→ What the task asks
Wherever a line holds the word "möchte", copy that line out.

......

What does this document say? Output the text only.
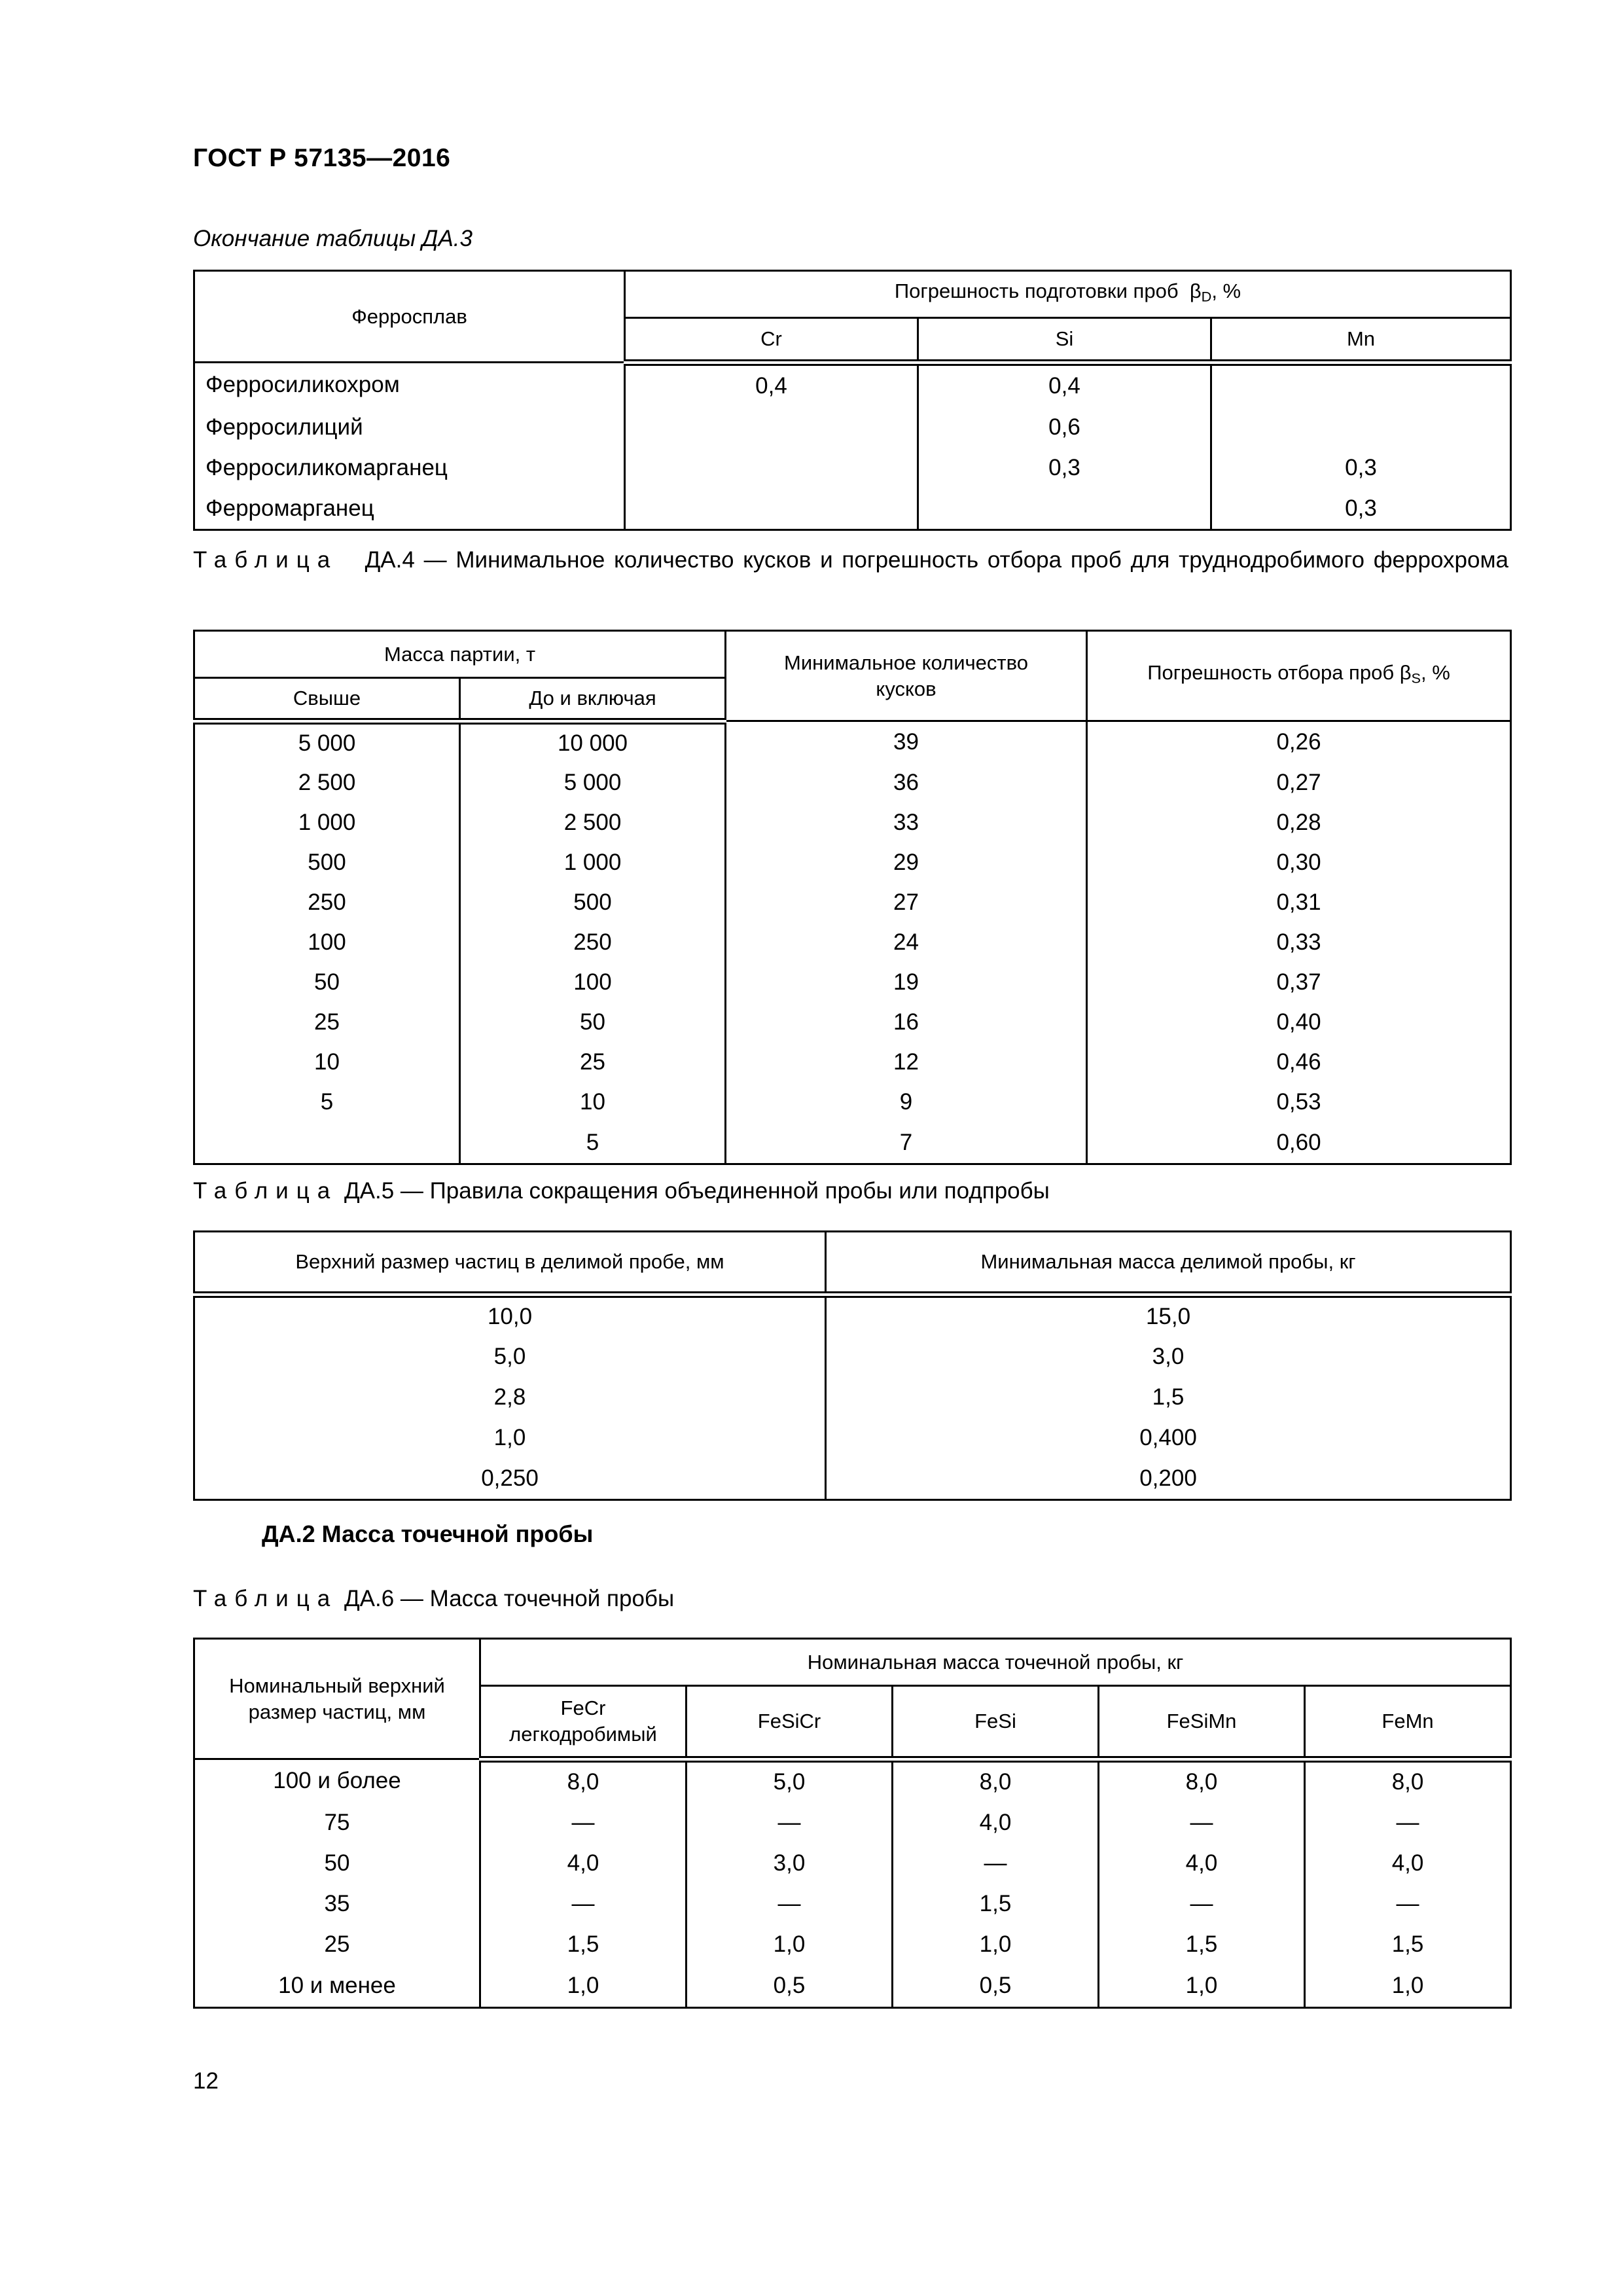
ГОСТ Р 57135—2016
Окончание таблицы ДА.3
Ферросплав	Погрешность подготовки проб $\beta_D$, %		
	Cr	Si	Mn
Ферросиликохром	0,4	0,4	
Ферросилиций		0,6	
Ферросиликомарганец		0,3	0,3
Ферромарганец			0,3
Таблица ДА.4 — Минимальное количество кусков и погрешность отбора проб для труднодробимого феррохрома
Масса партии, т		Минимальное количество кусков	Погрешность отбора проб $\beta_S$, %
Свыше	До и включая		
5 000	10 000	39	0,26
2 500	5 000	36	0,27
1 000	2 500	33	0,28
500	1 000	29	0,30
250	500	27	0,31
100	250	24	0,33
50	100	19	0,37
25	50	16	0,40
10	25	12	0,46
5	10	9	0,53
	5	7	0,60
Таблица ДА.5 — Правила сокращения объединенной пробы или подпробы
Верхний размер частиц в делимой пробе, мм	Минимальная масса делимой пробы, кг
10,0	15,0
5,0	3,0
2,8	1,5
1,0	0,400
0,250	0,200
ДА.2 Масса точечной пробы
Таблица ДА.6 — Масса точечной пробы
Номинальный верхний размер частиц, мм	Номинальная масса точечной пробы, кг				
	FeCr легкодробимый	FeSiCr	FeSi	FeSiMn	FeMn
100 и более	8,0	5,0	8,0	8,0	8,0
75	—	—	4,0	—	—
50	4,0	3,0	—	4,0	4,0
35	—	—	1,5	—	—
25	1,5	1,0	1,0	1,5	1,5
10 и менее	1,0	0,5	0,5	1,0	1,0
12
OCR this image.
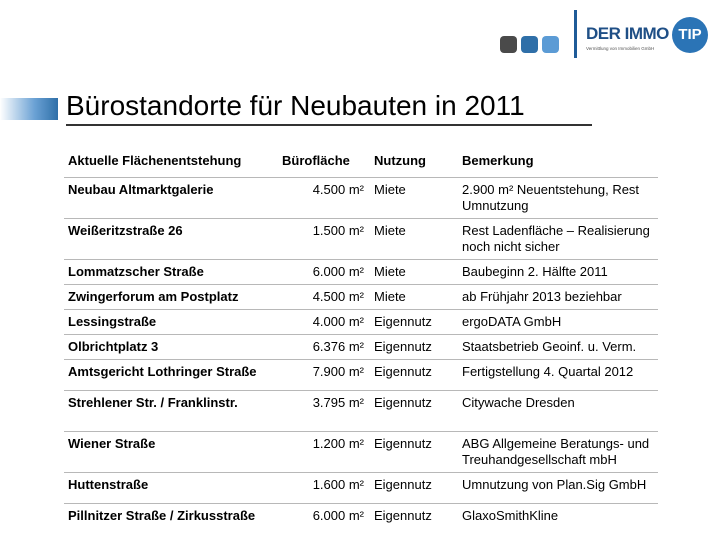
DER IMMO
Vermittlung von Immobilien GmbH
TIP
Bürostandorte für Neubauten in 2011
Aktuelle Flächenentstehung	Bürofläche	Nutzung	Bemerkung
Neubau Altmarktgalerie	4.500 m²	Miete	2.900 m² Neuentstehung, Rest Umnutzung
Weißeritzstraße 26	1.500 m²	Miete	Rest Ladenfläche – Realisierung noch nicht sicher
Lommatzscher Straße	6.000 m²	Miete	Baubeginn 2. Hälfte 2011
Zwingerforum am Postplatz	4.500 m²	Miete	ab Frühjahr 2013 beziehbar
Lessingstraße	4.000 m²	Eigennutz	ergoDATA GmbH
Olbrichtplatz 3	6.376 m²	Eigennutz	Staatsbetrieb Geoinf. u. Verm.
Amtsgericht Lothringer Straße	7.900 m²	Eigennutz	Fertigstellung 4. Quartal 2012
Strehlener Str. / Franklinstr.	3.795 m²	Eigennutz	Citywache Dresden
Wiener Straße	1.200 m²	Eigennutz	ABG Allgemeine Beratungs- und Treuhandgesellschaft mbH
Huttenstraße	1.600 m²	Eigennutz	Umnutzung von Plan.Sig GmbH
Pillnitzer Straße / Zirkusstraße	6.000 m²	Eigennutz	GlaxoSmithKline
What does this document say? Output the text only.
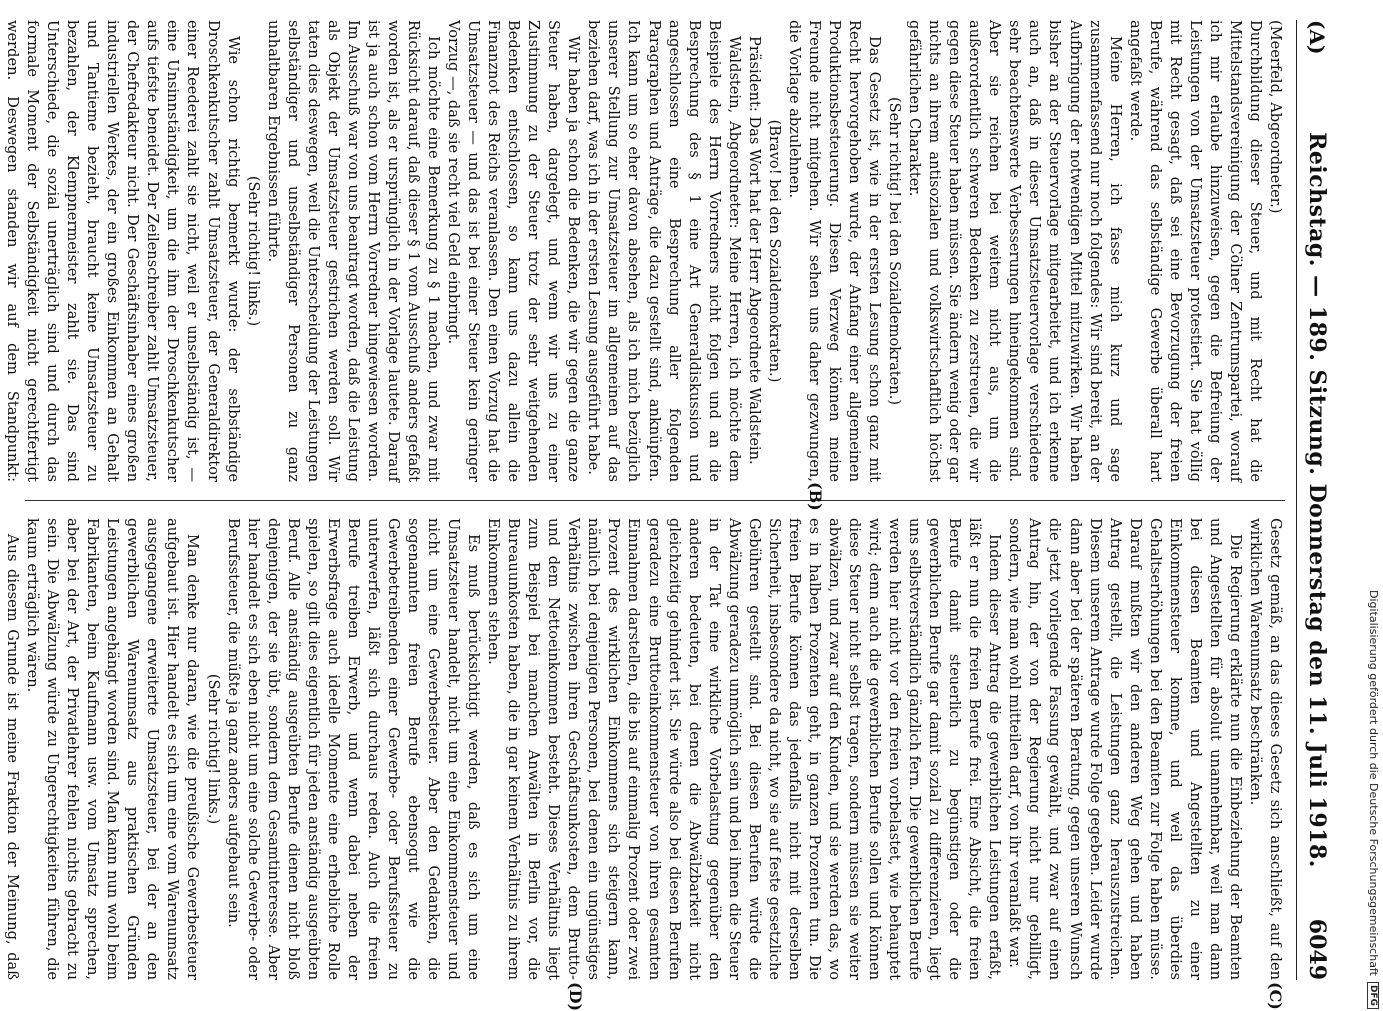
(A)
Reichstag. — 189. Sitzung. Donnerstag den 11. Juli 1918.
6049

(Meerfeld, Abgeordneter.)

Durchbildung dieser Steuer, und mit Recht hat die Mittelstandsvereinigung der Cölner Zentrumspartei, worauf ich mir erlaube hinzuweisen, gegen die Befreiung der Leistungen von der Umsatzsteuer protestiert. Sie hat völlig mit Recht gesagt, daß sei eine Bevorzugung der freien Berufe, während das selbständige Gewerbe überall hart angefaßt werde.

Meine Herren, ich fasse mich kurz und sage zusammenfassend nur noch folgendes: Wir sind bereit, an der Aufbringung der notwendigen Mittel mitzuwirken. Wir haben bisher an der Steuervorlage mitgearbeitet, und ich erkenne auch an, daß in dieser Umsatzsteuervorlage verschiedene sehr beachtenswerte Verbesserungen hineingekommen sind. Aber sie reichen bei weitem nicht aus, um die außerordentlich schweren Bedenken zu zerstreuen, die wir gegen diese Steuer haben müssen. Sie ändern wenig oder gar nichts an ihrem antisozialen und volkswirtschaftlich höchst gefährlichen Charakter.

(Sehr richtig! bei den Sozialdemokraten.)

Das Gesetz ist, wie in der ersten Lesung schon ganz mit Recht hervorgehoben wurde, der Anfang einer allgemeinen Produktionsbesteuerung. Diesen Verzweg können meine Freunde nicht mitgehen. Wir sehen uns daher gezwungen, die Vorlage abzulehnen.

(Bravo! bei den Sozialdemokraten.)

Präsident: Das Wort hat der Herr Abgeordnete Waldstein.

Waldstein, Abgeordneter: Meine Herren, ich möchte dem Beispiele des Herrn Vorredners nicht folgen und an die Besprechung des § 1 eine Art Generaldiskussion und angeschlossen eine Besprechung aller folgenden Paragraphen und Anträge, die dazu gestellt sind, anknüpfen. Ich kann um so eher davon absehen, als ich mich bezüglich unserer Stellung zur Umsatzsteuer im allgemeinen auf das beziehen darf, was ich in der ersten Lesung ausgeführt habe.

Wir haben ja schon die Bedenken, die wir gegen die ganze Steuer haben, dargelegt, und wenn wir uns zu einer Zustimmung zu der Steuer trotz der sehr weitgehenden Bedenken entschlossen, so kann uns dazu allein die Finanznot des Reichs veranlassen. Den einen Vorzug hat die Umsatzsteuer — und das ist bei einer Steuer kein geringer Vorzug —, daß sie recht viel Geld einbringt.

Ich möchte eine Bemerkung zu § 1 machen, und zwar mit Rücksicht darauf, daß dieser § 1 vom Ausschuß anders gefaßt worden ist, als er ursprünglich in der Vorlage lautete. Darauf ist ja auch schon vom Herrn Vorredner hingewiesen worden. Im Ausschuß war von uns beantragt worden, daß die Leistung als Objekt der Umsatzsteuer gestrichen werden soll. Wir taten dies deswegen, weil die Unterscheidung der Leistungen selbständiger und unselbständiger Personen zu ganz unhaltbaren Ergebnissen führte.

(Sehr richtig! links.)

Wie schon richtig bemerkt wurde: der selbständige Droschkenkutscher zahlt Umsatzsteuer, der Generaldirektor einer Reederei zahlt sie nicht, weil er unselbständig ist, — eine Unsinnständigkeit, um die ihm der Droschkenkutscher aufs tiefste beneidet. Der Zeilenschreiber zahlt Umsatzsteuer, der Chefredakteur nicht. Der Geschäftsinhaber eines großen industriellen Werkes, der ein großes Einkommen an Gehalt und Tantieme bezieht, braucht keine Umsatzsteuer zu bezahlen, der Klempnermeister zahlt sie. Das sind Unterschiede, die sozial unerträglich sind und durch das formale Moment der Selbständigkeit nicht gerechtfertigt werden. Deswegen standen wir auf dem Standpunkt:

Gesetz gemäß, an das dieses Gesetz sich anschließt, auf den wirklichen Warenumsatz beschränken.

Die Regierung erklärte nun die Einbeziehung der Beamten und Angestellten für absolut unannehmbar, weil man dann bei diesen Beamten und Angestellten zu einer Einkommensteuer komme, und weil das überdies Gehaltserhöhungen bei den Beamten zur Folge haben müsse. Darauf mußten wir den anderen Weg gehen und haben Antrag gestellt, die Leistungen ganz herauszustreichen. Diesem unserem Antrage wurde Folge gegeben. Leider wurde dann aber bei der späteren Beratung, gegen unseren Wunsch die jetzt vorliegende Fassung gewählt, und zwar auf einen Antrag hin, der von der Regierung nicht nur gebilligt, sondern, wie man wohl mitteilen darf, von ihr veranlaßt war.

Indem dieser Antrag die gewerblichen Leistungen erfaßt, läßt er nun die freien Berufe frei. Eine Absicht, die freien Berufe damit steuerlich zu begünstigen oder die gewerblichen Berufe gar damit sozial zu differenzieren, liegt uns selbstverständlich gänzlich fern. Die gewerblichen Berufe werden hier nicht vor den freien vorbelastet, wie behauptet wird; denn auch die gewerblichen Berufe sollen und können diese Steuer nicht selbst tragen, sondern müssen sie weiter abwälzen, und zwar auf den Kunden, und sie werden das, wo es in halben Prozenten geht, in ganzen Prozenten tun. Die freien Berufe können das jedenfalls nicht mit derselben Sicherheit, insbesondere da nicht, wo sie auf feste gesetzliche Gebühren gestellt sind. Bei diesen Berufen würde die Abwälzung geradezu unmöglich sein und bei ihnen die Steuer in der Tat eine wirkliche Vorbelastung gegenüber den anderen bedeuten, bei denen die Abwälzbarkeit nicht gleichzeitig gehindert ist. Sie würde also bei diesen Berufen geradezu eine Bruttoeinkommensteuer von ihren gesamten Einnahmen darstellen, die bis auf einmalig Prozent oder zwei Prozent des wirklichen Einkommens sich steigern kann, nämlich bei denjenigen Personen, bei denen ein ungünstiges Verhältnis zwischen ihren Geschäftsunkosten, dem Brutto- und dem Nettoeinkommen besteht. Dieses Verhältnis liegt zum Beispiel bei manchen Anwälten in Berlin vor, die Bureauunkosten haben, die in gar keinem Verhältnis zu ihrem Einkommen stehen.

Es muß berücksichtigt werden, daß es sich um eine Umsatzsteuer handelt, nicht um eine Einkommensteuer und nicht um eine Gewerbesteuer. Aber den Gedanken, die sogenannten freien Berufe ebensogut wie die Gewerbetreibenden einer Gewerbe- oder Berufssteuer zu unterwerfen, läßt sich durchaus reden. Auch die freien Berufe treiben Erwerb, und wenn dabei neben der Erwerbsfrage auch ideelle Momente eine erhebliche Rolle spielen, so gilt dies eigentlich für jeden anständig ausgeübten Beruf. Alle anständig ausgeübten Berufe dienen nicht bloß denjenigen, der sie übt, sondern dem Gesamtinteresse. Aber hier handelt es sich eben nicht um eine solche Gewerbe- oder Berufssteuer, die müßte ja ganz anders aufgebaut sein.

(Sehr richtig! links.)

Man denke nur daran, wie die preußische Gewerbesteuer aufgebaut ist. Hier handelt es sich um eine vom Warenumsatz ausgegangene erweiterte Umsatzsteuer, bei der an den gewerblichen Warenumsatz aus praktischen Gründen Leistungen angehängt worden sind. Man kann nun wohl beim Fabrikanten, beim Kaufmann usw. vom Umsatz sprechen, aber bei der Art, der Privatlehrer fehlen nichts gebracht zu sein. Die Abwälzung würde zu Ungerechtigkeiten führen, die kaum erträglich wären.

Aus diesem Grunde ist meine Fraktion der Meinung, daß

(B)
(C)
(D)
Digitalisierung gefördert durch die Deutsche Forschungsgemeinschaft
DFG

......

→ Response to the task
Waldstein, Abgeordneter: Meine Herren, ich möchte dem Beispiele des Herrn Vorredners nicht folgen und an die Besprechung des § 1 eine Art Generaldiskussion und angeschlossen eine Besprechung aller folgenden Paragraphen und Anträge, die dazu gestellt sind, anknüpfen. Ich kann um so eher davon absehen, als ich mich bezüglich unserer Stellung zur Umsatzsteuer im allgemeinen auf das beziehen darf, was ich in der ersten Lesung ausgeführt habe.
Ich möchte eine Bemerkung zu § 1 machen, und zwar mit Rücksicht darauf, daß dieser § 1 vom Ausschuß anders gefaßt worden ist, als er ursprünglich in der Vorlage lautete. Darauf ist ja auch schon vom Herrn Vorredner hingewiesen worden. Im Ausschuß war von uns beantragt worden, daß die Leistung als Objekt der Umsatzsteuer gestrichen werden soll. Wir taten dies deswegen, weil die Unterscheidung der Leistungen selbständiger und unselbständiger Personen zu ganz unhaltbaren Ergebnissen führte.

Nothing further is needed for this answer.